---------- DATASET ENTRIES ----------

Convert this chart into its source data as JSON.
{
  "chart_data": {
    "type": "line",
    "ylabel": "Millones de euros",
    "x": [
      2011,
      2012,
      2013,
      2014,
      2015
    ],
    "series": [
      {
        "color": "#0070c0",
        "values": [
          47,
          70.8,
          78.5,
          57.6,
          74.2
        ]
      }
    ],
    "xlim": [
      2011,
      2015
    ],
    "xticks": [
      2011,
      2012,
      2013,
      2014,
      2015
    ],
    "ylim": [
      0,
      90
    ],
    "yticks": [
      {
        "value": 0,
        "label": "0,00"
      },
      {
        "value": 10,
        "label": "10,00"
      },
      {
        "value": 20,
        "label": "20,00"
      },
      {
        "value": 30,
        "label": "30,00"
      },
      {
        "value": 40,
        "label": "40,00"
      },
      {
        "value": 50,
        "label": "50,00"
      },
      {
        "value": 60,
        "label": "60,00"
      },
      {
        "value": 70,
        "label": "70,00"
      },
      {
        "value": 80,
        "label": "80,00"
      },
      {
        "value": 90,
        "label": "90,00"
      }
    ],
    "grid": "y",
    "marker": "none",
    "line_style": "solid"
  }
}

----------

▶ STATED GOAL: Take the entries above and transcribe them exactly.

▶ THE REPLY:
Convert this chart into its source data as JSON.
{
  "chart_data": {
    "type": "line",
    "ylabel": "Millones de euros",
    "x": [
      2011,
      2012,
      2013,
      2014,
      2015
    ],
    "series": [
      {
        "color": "#0070c0",
        "values": [
          47,
          70.8,
          78.5,
          57.6,
          74.2
        ]
      }
    ],
    "xlim": [
      2011,
      2015
    ],
    "xticks": [
      2011,
      2012,
      2013,
      2014,
      2015
    ],
    "ylim": [
      0,
      90
    ],
    "yticks": [
      {
        "value": 0,
        "label": "0,00"
      },
      {
        "value": 10,
        "label": "10,00"
      },
      {
        "value": 20,
        "label": "20,00"
      },
      {
        "value": 30,
        "label": "30,00"
      },
      {
        "value": 40,
        "label": "40,00"
      },
      {
        "value": 50,
        "label": "50,00"
      },
      {
        "value": 60,
        "label": "60,00"
      },
      {
        "value": 70,
        "label": "70,00"
      },
      {
        "value": 80,
        "label": "80,00"
      },
      {
        "value": 90,
        "label": "90,00"
      }
    ],
    "grid": "y",
    "marker": "none",
    "line_style": "solid"
  }
}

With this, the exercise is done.